» Excerpt to read:

Naming subpatterns in a rust-like syntax is difficult because a lot of AST nodes
don't have a syntactic element that can be used to put the name tag on. In these
situations, the only sensible option would be to assign the name tag to the
outermost node (`ast::Stmt` in the example above), because the information of
all child nodes can be retrieved through the outermost node. The problem with
this then would be that accessing inner nodes (like `ast::Lit`) would again
require manual pattern matching.
In general, Rust syntax contains a lot of code structure implicitly. This
structure is reconstructed during parsing (e.g. binary operations are
reconstructed using operator precedence and left-to-right) and is one of the
reasons why parsing is a complex task. The advantage of this approach is that
writing code is simpler for users.
When writing *syntax tree patterns*, each element of the hierarchy might have
alternatives, repetitions, etc.. Respecting that while still allowing
human-friendly syntax that contains structure implicitly seems to be really
complex, if not impossible.
Developing such a syntax would also require to maintain a custom parser that is
at least as complex as the Rust parser itself. Additionally, future changes in
the Rust syntax might be incompatible with such a syntax.
In summary, I think that developing such a syntax would introduce a lot of
complexity to solve a relatively minor problem.

» Required task 1: Copy the listing word for word, starting with its first line and ending after the line that contains "badge-main-text: 24 MOIS".

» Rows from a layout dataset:
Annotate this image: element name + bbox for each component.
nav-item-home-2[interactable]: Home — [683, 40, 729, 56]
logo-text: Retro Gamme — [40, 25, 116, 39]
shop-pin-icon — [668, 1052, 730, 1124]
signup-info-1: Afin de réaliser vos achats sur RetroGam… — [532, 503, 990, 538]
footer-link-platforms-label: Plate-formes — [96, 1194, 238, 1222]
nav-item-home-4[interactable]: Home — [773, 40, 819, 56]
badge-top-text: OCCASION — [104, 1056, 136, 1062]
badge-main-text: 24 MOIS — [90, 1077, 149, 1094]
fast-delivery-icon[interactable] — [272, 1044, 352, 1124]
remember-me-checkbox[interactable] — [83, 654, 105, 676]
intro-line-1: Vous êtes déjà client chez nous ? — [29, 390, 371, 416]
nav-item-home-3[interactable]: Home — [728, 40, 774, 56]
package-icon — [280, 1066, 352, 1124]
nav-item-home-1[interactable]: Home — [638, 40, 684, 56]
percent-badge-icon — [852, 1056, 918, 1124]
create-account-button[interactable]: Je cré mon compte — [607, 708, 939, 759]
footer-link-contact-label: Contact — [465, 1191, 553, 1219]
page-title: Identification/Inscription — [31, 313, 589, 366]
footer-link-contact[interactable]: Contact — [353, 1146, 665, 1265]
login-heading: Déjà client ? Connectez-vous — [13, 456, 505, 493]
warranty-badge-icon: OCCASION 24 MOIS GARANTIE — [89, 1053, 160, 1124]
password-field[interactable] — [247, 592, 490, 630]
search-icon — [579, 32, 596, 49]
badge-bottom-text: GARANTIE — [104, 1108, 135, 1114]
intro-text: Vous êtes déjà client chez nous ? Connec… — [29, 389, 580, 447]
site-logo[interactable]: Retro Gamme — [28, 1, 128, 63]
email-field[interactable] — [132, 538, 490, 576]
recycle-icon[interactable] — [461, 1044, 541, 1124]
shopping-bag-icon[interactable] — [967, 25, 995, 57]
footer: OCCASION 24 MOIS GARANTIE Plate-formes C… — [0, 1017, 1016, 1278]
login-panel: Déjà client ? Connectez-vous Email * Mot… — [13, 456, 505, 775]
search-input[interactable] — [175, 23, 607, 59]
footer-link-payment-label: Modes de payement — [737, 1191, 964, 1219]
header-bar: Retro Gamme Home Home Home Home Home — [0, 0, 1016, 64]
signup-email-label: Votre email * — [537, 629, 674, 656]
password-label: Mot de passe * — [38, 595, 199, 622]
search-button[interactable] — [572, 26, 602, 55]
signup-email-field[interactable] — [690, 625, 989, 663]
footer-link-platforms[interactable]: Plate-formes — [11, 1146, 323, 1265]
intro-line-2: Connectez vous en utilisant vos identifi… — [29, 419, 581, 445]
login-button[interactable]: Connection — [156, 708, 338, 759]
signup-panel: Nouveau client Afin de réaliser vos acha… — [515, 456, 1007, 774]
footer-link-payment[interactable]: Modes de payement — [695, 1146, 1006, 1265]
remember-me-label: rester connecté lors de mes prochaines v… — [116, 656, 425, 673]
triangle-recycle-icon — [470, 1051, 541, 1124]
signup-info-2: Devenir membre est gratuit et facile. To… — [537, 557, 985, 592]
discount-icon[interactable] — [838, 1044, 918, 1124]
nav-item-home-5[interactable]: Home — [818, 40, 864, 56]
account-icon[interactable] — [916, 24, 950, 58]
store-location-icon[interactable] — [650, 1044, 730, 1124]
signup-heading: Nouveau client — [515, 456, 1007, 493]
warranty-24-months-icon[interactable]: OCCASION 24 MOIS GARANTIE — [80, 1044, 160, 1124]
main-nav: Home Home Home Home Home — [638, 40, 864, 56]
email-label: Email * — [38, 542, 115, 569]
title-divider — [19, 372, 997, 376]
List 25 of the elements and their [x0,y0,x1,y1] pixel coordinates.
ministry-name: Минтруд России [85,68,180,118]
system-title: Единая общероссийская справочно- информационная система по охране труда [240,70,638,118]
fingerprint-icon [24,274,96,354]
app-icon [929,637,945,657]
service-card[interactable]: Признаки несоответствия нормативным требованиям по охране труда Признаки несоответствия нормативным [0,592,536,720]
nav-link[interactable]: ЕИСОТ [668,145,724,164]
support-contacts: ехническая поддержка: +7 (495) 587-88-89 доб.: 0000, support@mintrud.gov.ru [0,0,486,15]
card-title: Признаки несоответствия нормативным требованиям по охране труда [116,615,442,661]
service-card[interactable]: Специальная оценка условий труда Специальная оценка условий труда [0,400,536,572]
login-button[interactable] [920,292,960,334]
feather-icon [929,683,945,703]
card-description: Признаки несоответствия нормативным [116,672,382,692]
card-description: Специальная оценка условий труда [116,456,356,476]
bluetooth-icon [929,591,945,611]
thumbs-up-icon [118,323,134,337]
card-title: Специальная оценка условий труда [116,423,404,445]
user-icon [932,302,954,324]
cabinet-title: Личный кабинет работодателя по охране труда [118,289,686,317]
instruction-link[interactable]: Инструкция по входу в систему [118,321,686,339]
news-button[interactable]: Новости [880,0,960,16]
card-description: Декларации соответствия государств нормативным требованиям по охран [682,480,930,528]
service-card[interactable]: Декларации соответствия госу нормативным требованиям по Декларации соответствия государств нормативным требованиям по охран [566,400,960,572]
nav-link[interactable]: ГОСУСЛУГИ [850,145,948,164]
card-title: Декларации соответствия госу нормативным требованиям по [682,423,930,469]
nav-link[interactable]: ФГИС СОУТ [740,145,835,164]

» Required task 2: According to the excerpt on syntax tree patterns, why is naming subpatterns in a rust-like syntax difficult?

» Task answer 1:
Annotate this image: element name + bbox for each component.
nav-item-home-2[interactable]: Home — [683, 40, 729, 56]
logo-text: Retro Gamme — [40, 25, 116, 39]
shop-pin-icon — [668, 1052, 730, 1124]
signup-info-1: Afin de réaliser vos achats sur RetroGam… — [532, 503, 990, 538]
footer-link-platforms-label: Plate-formes — [96, 1194, 238, 1222]
nav-item-home-4[interactable]: Home — [773, 40, 819, 56]
badge-top-text: OCCASION — [104, 1056, 136, 1062]
badge-main-text: 24 MOIS — [90, 1077, 149, 1094]

» Task answer 2: Many AST nodes don't have a syntactic element that the name tag can be put on.